* _Given information_:
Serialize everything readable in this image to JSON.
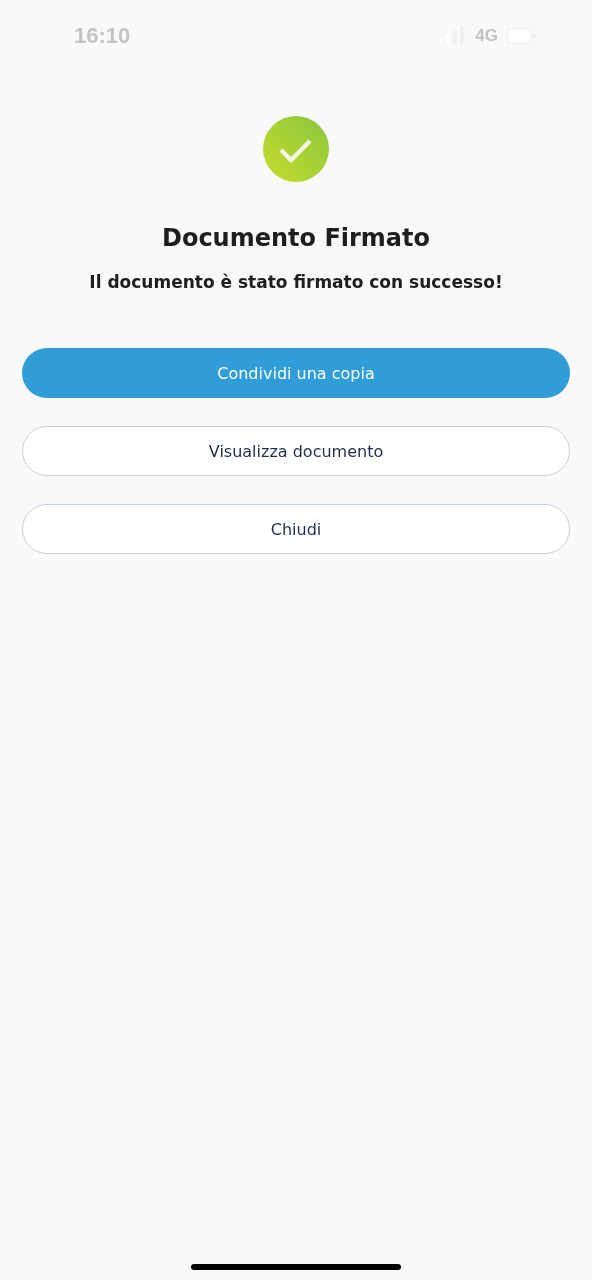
{
  "status_bar": {
    "time": "16:10",
    "network": "4G"
  },
  "title": "Documento Firmato",
  "message": "Il documento è stato firmato con successo!",
  "buttons": [
    {
      "label": "Condividi una copia",
      "kind": "primary"
    },
    {
      "label": "Visualizza documento",
      "kind": "outline"
    },
    {
      "label": "Chiudi",
      "kind": "outline"
    }
  ]
}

* _Requirement_:
Copy the material above in full and exactly, skipping pictures.

* _Final result_:
Serialize everything readable in this image to JSON.
{
  "status_bar": {
    "time": "16:10",
    "network": "4G"
  },
  "title": "Documento Firmato",
  "message": "Il documento è stato firmato con successo!",
  "buttons": [
    {
      "label": "Condividi una copia",
      "kind": "primary"
    },
    {
      "label": "Visualizza documento",
      "kind": "outline"
    },
    {
      "label": "Chiudi",
      "kind": "outline"
    }
  ]
}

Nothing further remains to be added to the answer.